TASK INSTRUCTIONS: Wherever the string "hoặc" appears in the listing, copy that line.

Stored data
— Start —
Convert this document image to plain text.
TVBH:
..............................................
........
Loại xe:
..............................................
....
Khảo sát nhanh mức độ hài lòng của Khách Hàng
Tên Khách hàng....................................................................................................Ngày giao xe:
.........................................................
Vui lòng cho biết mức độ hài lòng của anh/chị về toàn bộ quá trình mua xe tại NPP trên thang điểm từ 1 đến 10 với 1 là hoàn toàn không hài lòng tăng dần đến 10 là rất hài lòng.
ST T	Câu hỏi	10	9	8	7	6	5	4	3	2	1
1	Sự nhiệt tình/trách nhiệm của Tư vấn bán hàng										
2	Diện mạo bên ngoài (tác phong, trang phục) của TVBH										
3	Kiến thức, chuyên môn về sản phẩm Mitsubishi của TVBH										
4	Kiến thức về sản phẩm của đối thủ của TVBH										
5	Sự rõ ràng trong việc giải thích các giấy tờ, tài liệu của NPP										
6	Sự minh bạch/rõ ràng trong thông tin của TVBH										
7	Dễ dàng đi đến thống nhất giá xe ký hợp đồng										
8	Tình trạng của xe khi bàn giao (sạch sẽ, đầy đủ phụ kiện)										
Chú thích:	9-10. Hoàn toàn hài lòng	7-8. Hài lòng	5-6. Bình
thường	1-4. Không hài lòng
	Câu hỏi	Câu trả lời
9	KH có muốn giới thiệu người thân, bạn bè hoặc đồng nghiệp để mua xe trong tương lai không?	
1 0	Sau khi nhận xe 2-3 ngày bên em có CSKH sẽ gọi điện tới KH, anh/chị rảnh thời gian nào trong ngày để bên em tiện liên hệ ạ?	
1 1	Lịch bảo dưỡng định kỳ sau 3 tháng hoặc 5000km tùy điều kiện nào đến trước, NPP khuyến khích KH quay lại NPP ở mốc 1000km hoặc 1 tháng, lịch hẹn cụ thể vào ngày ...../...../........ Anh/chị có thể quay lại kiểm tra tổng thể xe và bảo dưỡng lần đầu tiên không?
— End —
TASK RESULT:
9	KH có muốn giới thiệu người thân, bạn bè hoặc đồng nghiệp để mua xe trong tương lai không?	
1 1	Lịch bảo dưỡng định kỳ sau 3 tháng hoặc 5000km tùy điều kiện nào đến trước, NPP khuyến khích KH quay lại NPP ở mốc 1000km hoặc 1 tháng, lịch hẹn cụ thể vào ngày ...../...../........ Anh/chị có thể quay lại kiểm tra tổng thể xe và bảo dưỡng lần đầu tiên không?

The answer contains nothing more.